What you should do: Copy all the material below, exactly as it stands.

-- Data section start --

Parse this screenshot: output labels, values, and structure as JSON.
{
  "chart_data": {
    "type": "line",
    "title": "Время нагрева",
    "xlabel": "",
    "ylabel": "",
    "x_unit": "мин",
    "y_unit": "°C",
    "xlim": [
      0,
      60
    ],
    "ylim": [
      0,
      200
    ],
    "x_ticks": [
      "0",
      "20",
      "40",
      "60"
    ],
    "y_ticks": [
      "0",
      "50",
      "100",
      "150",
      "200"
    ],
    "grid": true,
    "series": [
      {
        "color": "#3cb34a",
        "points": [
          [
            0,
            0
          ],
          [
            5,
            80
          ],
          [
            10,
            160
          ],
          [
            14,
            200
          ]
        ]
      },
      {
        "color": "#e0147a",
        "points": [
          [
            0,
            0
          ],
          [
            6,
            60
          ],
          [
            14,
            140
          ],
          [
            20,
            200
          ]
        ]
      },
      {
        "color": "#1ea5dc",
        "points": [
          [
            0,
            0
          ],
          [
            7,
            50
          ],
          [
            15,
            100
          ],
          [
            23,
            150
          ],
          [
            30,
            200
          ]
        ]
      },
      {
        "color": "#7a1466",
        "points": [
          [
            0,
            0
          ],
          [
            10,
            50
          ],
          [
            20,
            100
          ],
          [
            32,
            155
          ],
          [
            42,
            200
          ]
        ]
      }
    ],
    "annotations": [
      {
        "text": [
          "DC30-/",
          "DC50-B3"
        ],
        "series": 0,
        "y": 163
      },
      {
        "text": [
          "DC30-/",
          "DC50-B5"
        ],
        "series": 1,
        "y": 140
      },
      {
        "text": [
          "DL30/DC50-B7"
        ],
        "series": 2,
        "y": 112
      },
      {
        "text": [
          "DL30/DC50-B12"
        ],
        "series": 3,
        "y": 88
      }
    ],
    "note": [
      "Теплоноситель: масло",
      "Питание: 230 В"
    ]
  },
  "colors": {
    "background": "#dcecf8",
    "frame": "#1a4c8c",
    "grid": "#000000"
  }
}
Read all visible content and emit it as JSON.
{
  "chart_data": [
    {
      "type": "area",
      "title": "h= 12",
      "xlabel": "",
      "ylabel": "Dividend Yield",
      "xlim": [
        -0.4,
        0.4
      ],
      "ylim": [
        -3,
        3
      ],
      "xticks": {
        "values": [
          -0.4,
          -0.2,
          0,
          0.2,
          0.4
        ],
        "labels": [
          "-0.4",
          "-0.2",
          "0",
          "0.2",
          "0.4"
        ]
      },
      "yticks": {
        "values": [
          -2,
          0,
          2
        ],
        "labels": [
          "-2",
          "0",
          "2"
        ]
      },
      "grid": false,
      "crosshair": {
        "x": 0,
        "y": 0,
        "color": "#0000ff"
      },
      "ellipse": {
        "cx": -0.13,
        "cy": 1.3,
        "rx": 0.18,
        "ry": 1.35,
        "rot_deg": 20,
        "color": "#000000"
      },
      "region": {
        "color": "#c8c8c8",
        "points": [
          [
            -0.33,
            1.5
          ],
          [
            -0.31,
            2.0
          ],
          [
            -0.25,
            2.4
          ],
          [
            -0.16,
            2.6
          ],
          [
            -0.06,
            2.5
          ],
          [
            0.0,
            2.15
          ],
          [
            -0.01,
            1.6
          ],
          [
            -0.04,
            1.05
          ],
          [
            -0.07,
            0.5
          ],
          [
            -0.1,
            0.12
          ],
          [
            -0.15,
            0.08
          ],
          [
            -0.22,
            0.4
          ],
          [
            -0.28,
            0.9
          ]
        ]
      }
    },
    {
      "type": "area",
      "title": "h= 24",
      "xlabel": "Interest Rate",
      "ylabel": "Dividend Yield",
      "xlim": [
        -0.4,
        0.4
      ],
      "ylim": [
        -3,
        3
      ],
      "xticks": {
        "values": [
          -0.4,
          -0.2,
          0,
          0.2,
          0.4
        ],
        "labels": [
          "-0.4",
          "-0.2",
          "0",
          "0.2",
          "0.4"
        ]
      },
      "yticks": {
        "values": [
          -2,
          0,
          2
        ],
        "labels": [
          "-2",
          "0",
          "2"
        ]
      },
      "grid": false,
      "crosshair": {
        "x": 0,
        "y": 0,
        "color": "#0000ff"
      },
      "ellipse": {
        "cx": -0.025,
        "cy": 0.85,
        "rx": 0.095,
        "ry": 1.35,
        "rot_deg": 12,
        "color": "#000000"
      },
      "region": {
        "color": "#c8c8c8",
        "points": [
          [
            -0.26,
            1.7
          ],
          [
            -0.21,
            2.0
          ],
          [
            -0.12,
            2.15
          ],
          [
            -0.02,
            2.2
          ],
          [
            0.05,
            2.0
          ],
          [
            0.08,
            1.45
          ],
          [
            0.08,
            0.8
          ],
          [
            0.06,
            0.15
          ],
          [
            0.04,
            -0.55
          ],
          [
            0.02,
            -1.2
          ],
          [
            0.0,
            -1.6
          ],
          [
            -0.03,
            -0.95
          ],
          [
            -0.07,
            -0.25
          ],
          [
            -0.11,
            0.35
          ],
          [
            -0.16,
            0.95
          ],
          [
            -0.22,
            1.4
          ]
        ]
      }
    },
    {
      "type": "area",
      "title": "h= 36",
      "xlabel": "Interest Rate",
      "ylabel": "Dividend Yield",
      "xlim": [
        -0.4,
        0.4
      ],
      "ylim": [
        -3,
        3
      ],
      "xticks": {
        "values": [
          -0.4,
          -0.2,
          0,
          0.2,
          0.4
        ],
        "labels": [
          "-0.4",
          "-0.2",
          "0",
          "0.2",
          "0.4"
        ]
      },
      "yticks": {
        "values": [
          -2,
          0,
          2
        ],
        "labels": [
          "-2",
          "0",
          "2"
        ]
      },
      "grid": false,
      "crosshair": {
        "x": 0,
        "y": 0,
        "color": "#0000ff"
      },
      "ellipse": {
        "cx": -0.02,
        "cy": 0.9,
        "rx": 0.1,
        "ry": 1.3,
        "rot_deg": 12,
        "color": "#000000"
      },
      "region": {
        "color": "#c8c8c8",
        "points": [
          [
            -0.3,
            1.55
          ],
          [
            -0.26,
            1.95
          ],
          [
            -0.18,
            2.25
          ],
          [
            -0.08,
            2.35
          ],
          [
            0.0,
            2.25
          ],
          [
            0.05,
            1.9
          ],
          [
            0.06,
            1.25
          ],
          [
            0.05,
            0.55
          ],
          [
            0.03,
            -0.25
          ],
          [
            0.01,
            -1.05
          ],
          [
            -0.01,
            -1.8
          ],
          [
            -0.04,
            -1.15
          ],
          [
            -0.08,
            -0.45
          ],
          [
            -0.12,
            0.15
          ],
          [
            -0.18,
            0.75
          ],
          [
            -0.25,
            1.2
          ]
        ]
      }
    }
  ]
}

-- Data section end --

Worked answer:
Parse this screenshot: output labels, values, and structure as JSON.
{
  "chart_data": {
    "type": "line",
    "title": "Время нагрева",
    "xlabel": "",
    "ylabel": "",
    "x_unit": "мин",
    "y_unit": "°C",
    "xlim": [
      0,
      60
    ],
    "ylim": [
      0,
      200
    ],
    "x_ticks": [
      "0",
      "20",
      "40",
      "60"
    ],
    "y_ticks": [
      "0",
      "50",
      "100",
      "150",
      "200"
    ],
    "grid": true,
    "series": [
      {
        "color": "#3cb34a",
        "points": [
          [
            0,
            0
          ],
          [
            5,
            80
          ],
          [
            10,
            160
          ],
          [
            14,
            200
          ]
        ]
      },
      {
        "color": "#e0147a",
        "points": [
          [
            0,
            0
          ],
          [
            6,
            60
          ],
          [
            14,
            140
          ],
          [
            20,
            200
          ]
        ]
      },
      {
        "color": "#1ea5dc",
        "points": [
          [
            0,
            0
          ],
          [
            7,
            50
          ],
          [
            15,
            100
          ],
          [
            23,
            150
          ],
          [
            30,
            200
          ]
        ]
      },
      {
        "color": "#7a1466",
        "points": [
          [
            0,
            0
          ],
          [
            10,
            50
          ],
          [
            20,
            100
          ],
          [
            32,
            155
          ],
          [
            42,
            200
          ]
        ]
      }
    ],
    "annotations": [
      {
        "text": [
          "DC30-/",
          "DC50-B3"
        ],
        "series": 0,
        "y": 163
      },
      {
        "text": [
          "DC30-/",
          "DC50-B5"
        ],
        "series": 1,
        "y": 140
      },
      {
        "text": [
          "DL30/DC50-B7"
        ],
        "series": 2,
        "y": 112
      },
      {
        "text": [
          "DL30/DC50-B12"
        ],
        "series": 3,
        "y": 88
      }
    ],
    "note": [
      "Теплоноситель: масло",
      "Питание: 230 В"
    ]
  },
  "colors": {
    "background": "#dcecf8",
    "frame": "#1a4c8c",
    "grid": "#000000"
  }
}
Read all visible content and emit it as JSON.
{
  "chart_data": [
    {
      "type": "area",
      "title": "h= 12",
      "xlabel": "",
      "ylabel": "Dividend Yield",
      "xlim": [
        -0.4,
        0.4
      ],
      "ylim": [
        -3,
        3
      ],
      "xticks": {
        "values": [
          -0.4,
          -0.2,
          0,
          0.2,
          0.4
        ],
        "labels": [
          "-0.4",
          "-0.2",
          "0",
          "0.2",
          "0.4"
        ]
      },
      "yticks": {
        "values": [
          -2,
          0,
          2
        ],
        "labels": [
          "-2",
          "0",
          "2"
        ]
      },
      "grid": false,
      "crosshair": {
        "x": 0,
        "y": 0,
        "color": "#0000ff"
      },
      "ellipse": {
        "cx": -0.13,
        "cy": 1.3,
        "rx": 0.18,
        "ry": 1.35,
        "rot_deg": 20,
        "color": "#000000"
      },
      "region": {
        "color": "#c8c8c8",
        "points": [
          [
            -0.33,
            1.5
          ],
          [
            -0.31,
            2.0
          ],
          [
            -0.25,
            2.4
          ],
          [
            -0.16,
            2.6
          ],
          [
            -0.06,
            2.5
          ],
          [
            0.0,
            2.15
          ],
          [
            -0.01,
            1.6
          ],
          [
            -0.04,
            1.05
          ],
          [
            -0.07,
            0.5
          ],
          [
            -0.1,
            0.12
          ],
          [
            -0.15,
            0.08
          ],
          [
            -0.22,
            0.4
          ],
          [
            -0.28,
            0.9
          ]
        ]
      }
    },
    {
      "type": "area",
      "title": "h= 24",
      "xlabel": "Interest Rate",
      "ylabel": "Dividend Yield",
      "xlim": [
        -0.4,
        0.4
      ],
      "ylim": [
        -3,
        3
      ],
      "xticks": {
        "values": [
          -0.4,
          -0.2,
          0,
          0.2,
          0.4
        ],
        "labels": [
          "-0.4",
          "-0.2",
          "0",
          "0.2",
          "0.4"
        ]
      },
      "yticks": {
        "values": [
          -2,
          0,
          2
        ],
        "labels": [
          "-2",
          "0",
          "2"
        ]
      },
      "grid": false,
      "crosshair": {
        "x": 0,
        "y": 0,
        "color": "#0000ff"
      },
      "ellipse": {
        "cx": -0.025,
        "cy": 0.85,
        "rx": 0.095,
        "ry": 1.35,
        "rot_deg": 12,
        "color": "#000000"
      },
      "region": {
        "color": "#c8c8c8",
        "points": [
          [
            -0.26,
            1.7
          ],
          [
            -0.21,
            2.0
          ],
          [
            -0.12,
            2.15
          ],
          [
            -0.02,
            2.2
          ],
          [
            0.05,
            2.0
          ],
          [
            0.08,
            1.45
          ],
          [
            0.08,
            0.8
          ],
          [
            0.06,
            0.15
          ],
          [
            0.04,
            -0.55
          ],
          [
            0.02,
            -1.2
          ],
          [
            0.0,
            -1.6
          ],
          [
            -0.03,
            -0.95
          ],
          [
            -0.07,
            -0.25
          ],
          [
            -0.11,
            0.35
          ],
          [
            -0.16,
            0.95
          ],
          [
            -0.22,
            1.4
          ]
        ]
      }
    },
    {
      "type": "area",
      "title": "h= 36",
      "xlabel": "Interest Rate",
      "ylabel": "Dividend Yield",
      "xlim": [
        -0.4,
        0.4
      ],
      "ylim": [
        -3,
        3
      ],
      "xticks": {
        "values": [
          -0.4,
          -0.2,
          0,
          0.2,
          0.4
        ],
        "labels": [
          "-0.4",
          "-0.2",
          "0",
          "0.2",
          "0.4"
        ]
      },
      "yticks": {
        "values": [
          -2,
          0,
          2
        ],
        "labels": [
          "-2",
          "0",
          "2"
        ]
      },
      "grid": false,
      "crosshair": {
        "x": 0,
        "y": 0,
        "color": "#0000ff"
      },
      "ellipse": {
        "cx": -0.02,
        "cy": 0.9,
        "rx": 0.1,
        "ry": 1.3,
        "rot_deg": 12,
        "color": "#000000"
      },
      "region": {
        "color": "#c8c8c8",
        "points": [
          [
            -0.3,
            1.55
          ],
          [
            -0.26,
            1.95
          ],
          [
            -0.18,
            2.25
          ],
          [
            -0.08,
            2.35
          ],
          [
            0.0,
            2.25
          ],
          [
            0.05,
            1.9
          ],
          [
            0.06,
            1.25
          ],
          [
            0.05,
            0.55
          ],
          [
            0.03,
            -0.25
          ],
          [
            0.01,
            -1.05
          ],
          [
            -0.01,
            -1.8
          ],
          [
            -0.04,
            -1.15
          ],
          [
            -0.08,
            -0.45
          ],
          [
            -0.12,
            0.15
          ],
          [
            -0.18,
            0.75
          ],
          [
            -0.25,
            1.2
          ]
        ]
      }
    }
  ]
}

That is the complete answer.